OBJECTIVE.
From the entries below, gather every line containing the string "city".

[Dataset rows about figures]
-------------------------

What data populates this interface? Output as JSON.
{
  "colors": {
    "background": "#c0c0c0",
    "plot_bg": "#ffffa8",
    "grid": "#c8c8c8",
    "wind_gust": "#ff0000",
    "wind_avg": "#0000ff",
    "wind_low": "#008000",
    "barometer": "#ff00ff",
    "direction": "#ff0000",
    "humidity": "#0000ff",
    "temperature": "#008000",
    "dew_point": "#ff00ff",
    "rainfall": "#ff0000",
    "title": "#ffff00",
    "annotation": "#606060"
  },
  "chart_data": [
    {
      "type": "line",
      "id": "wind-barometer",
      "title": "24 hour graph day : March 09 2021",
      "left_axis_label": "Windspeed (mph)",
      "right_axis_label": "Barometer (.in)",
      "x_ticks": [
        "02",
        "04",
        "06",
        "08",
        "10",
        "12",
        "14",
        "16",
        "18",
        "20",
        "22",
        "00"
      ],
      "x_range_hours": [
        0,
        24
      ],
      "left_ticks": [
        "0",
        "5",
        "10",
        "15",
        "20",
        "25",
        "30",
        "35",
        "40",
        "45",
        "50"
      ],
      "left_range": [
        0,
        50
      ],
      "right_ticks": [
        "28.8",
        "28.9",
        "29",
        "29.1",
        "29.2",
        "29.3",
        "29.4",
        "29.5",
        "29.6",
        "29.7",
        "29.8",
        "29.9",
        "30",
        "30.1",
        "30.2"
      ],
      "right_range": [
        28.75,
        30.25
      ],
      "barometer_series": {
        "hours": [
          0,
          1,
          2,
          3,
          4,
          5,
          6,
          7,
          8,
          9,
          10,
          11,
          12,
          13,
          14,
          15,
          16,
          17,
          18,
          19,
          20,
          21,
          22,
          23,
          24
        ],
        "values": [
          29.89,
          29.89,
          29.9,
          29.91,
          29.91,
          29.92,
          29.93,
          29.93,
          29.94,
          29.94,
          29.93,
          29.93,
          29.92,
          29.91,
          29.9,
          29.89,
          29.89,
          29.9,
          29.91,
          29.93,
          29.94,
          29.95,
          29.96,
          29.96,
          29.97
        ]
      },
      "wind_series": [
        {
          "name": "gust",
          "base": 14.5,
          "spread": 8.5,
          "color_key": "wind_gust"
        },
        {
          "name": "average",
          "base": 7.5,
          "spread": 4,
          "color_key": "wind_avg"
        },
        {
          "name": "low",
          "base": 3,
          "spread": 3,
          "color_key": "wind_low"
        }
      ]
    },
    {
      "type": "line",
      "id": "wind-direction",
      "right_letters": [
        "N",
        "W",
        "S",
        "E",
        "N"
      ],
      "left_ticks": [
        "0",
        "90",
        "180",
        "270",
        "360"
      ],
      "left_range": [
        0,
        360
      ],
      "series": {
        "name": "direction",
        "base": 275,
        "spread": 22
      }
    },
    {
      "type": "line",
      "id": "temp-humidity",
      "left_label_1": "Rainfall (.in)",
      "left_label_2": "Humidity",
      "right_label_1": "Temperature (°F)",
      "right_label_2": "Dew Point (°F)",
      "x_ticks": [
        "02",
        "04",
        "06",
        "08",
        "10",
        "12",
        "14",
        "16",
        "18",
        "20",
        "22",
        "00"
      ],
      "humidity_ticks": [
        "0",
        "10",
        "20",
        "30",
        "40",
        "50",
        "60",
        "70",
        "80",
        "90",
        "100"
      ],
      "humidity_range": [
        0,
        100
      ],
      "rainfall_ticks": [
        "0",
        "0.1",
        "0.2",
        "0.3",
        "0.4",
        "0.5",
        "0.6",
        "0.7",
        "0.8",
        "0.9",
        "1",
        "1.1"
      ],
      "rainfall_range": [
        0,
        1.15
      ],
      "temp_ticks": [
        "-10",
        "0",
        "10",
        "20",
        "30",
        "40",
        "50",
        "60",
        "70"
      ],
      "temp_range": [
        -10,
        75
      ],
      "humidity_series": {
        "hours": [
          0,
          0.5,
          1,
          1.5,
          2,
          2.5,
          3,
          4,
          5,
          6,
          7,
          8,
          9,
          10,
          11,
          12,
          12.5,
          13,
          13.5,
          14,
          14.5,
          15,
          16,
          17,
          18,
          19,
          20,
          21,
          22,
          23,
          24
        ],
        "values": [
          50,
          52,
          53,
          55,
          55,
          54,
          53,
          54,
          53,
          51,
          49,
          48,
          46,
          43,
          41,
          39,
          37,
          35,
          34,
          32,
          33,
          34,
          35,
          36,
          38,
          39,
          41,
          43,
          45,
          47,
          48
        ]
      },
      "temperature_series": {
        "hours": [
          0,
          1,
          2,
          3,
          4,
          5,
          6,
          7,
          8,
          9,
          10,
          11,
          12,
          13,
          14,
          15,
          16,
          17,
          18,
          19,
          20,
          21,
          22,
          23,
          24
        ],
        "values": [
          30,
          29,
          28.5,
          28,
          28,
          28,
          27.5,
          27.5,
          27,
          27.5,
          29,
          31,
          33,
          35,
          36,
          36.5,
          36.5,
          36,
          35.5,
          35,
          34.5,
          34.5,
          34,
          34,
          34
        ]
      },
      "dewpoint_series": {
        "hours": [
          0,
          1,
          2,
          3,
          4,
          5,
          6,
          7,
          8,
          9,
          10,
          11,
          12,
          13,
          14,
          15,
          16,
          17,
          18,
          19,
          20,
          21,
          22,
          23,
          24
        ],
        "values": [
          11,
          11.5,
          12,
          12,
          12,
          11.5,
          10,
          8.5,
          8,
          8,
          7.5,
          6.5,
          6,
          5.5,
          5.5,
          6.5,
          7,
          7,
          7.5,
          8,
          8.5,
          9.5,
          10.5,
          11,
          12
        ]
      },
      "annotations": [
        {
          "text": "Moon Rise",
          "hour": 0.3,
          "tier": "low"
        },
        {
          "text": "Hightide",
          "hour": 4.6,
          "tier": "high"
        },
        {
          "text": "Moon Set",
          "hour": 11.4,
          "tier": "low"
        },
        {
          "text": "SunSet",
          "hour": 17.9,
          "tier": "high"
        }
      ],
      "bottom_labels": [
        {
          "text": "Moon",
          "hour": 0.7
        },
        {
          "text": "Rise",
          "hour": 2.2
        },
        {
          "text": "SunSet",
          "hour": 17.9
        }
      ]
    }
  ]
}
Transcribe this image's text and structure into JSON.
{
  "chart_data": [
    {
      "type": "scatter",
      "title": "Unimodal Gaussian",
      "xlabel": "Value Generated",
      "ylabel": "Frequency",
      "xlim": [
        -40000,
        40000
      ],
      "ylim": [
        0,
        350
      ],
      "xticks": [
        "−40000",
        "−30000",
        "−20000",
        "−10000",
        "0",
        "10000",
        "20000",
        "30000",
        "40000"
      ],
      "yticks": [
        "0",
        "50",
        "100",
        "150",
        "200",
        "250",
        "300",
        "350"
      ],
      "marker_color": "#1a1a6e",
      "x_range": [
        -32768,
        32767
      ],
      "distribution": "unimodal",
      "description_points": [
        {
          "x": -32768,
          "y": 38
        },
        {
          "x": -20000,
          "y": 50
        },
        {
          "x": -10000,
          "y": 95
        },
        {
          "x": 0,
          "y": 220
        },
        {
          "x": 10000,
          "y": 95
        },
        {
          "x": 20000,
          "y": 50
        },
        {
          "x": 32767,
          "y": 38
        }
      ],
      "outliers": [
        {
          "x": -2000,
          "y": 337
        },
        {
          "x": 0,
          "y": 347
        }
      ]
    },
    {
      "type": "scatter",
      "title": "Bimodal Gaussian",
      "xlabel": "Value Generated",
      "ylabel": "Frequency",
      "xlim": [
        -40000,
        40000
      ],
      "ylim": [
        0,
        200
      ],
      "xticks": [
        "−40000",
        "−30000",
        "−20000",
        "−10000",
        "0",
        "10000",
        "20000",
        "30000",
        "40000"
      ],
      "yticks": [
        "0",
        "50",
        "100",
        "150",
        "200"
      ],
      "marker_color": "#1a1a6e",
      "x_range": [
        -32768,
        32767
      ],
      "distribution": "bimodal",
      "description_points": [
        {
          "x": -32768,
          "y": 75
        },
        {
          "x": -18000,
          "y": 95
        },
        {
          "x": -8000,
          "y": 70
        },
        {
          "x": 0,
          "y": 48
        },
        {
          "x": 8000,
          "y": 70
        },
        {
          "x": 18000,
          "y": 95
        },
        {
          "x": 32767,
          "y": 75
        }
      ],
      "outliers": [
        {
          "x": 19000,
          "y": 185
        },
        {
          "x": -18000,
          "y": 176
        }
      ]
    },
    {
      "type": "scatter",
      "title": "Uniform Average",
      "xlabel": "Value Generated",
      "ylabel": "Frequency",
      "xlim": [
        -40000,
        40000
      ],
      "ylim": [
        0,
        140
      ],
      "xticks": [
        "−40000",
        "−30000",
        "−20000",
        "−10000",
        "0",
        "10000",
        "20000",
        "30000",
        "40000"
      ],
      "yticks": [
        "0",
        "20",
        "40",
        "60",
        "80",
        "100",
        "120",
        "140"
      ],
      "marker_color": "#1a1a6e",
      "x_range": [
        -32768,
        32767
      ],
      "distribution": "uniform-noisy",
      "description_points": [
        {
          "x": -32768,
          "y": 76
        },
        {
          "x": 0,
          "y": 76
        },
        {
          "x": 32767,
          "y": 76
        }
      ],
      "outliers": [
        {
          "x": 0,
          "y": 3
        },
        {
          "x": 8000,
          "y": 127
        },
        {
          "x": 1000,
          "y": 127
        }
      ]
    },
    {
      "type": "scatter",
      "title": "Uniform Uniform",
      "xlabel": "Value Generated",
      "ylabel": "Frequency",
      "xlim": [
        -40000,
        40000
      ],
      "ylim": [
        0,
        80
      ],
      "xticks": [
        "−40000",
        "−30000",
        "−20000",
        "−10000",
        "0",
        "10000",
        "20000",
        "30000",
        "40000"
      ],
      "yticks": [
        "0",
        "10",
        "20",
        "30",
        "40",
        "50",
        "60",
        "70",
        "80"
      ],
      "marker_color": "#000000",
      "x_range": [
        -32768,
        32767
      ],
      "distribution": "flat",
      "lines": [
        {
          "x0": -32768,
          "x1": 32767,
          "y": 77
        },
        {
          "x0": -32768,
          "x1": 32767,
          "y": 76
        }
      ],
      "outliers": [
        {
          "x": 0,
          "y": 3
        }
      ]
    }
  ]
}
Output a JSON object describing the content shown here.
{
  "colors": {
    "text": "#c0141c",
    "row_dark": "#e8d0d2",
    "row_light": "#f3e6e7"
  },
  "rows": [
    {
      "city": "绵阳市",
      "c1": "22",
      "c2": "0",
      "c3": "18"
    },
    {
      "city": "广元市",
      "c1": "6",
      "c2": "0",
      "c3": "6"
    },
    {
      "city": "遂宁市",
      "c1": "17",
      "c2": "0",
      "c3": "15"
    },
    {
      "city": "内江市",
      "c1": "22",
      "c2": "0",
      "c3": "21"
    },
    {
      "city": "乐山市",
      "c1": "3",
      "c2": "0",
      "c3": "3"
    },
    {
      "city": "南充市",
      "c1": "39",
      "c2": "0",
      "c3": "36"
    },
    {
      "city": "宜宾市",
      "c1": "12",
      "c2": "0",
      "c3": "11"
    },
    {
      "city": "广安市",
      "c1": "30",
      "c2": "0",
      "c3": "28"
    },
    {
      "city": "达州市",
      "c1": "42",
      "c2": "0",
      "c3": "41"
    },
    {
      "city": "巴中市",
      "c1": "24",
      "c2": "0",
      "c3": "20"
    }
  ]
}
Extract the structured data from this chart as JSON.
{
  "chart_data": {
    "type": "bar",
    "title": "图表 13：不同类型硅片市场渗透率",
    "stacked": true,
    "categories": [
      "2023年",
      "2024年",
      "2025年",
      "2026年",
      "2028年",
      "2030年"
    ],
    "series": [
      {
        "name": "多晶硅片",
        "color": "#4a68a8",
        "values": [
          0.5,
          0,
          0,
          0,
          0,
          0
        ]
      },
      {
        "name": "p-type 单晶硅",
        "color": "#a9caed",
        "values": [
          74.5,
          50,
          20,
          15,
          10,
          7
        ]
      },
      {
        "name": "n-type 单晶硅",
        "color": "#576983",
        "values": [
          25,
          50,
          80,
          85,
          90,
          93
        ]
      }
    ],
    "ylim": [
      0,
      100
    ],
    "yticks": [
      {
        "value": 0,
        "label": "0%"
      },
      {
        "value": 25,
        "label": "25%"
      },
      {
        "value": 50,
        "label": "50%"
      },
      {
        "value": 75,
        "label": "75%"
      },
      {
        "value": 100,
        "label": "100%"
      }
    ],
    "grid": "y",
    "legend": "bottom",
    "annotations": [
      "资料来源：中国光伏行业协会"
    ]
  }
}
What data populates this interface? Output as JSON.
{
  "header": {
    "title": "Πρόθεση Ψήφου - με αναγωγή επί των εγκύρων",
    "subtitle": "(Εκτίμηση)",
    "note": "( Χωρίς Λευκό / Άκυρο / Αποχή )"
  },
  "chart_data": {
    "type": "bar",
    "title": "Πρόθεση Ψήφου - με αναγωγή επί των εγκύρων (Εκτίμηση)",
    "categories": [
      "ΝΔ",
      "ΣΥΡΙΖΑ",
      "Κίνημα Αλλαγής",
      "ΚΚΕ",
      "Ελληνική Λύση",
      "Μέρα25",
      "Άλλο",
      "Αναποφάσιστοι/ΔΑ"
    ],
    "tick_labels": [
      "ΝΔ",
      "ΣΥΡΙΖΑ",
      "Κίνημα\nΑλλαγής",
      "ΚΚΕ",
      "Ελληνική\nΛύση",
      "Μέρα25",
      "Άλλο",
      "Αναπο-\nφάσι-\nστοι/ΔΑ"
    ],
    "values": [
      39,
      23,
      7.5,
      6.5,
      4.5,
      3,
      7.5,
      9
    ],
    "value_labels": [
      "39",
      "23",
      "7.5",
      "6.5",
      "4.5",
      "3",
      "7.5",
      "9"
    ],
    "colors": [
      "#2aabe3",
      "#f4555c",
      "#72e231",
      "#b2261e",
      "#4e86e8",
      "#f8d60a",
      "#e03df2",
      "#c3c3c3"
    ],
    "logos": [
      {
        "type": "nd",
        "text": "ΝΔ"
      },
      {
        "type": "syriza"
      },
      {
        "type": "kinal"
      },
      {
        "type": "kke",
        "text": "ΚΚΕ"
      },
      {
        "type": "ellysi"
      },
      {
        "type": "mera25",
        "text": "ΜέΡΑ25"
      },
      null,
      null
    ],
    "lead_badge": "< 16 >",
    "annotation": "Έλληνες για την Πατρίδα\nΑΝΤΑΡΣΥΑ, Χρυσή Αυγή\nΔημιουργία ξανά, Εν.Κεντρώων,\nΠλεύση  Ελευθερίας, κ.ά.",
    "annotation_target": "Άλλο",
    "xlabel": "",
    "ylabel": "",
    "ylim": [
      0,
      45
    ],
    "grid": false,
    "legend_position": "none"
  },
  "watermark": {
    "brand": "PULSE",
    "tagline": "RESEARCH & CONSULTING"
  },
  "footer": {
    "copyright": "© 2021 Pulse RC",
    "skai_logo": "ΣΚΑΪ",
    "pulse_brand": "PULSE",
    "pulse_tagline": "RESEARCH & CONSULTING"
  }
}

-------------------------

THE OUTPUT.
      "city": "绵阳市",
      "city": "广元市",
      "city": "遂宁市",
      "city": "内江市",
      "city": "乐山市",
      "city": "南充市",
      "city": "宜宾市",
      "city": "广安市",
      "city": "达州市",
      "city": "巴中市",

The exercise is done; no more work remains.